» STATED EXERCISE:
Find the lines of data that contain the string "this", then list them.

» PROVIDED DATA:
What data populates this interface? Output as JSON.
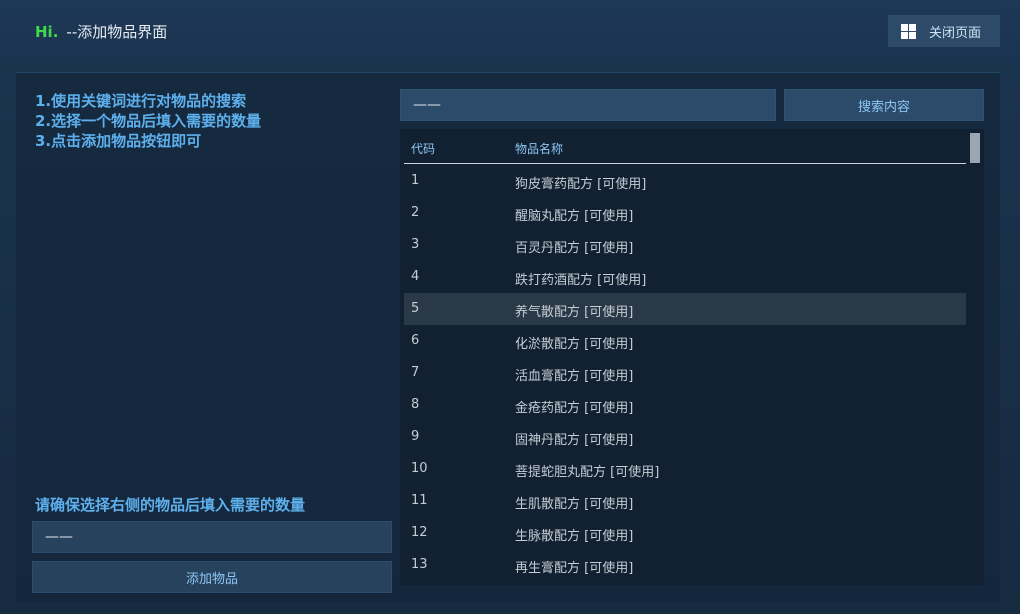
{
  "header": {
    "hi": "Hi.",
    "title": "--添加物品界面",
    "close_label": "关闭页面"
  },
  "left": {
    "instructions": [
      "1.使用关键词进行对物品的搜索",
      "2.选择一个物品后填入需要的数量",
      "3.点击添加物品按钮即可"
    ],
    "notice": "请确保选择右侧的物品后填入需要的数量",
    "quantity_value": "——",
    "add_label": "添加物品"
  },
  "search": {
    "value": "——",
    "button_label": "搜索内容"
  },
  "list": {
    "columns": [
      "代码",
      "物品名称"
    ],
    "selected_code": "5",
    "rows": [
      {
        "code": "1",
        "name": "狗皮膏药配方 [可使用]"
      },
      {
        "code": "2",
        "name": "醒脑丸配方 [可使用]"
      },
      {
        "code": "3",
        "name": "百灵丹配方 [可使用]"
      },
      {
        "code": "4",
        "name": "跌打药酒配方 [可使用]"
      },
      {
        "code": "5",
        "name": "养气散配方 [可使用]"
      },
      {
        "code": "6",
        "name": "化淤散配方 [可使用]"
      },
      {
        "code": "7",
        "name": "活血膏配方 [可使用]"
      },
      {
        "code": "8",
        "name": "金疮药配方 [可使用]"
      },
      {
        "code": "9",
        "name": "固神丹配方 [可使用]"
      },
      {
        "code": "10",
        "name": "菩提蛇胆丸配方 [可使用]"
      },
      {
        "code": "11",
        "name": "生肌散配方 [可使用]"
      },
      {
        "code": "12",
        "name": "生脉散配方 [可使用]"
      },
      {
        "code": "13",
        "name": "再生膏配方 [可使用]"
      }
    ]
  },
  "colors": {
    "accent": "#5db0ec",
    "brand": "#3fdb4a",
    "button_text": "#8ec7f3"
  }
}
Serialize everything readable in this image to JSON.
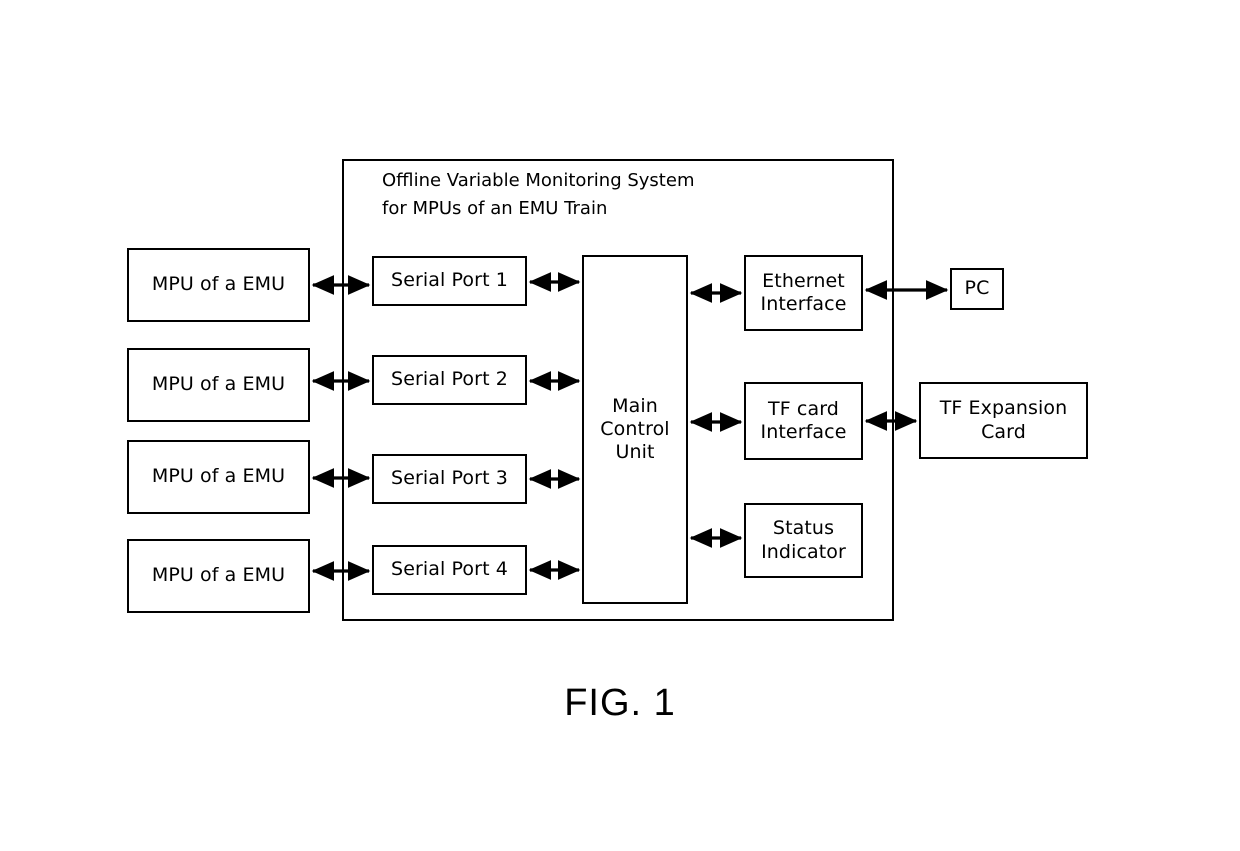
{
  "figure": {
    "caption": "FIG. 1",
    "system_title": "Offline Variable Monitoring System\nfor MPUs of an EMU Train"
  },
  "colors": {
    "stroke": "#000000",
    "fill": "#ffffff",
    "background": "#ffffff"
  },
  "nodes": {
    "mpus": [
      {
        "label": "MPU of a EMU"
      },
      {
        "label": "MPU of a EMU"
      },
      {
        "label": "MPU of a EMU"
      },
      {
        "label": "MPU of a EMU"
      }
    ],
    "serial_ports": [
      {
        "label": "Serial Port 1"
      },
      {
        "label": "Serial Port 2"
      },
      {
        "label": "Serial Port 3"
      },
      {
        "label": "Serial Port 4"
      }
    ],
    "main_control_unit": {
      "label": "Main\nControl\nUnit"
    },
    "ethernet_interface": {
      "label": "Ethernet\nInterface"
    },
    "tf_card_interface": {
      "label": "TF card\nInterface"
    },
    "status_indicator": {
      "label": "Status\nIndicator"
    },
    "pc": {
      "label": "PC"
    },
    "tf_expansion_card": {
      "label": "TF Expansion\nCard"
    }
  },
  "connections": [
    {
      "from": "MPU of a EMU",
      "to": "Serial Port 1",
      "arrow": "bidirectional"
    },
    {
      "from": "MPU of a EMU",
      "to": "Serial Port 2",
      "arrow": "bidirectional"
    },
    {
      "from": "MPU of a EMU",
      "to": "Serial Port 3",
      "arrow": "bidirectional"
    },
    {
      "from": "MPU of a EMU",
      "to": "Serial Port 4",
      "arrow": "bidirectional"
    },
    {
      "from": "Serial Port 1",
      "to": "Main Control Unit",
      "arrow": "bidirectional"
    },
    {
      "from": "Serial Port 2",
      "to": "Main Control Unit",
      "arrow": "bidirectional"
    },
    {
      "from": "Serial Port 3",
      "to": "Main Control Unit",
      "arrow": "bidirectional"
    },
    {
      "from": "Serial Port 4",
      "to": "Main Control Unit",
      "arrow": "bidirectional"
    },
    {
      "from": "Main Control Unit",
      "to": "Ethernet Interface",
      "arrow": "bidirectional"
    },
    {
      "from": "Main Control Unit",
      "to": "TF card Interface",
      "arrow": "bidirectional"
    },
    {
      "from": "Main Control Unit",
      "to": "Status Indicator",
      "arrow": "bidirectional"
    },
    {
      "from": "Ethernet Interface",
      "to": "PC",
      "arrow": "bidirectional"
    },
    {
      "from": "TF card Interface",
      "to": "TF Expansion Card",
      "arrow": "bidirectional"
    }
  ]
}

» TASK SOLUTION:
What data populates this interface? Output as JSON.
Serialize everything readable in this image to JSON.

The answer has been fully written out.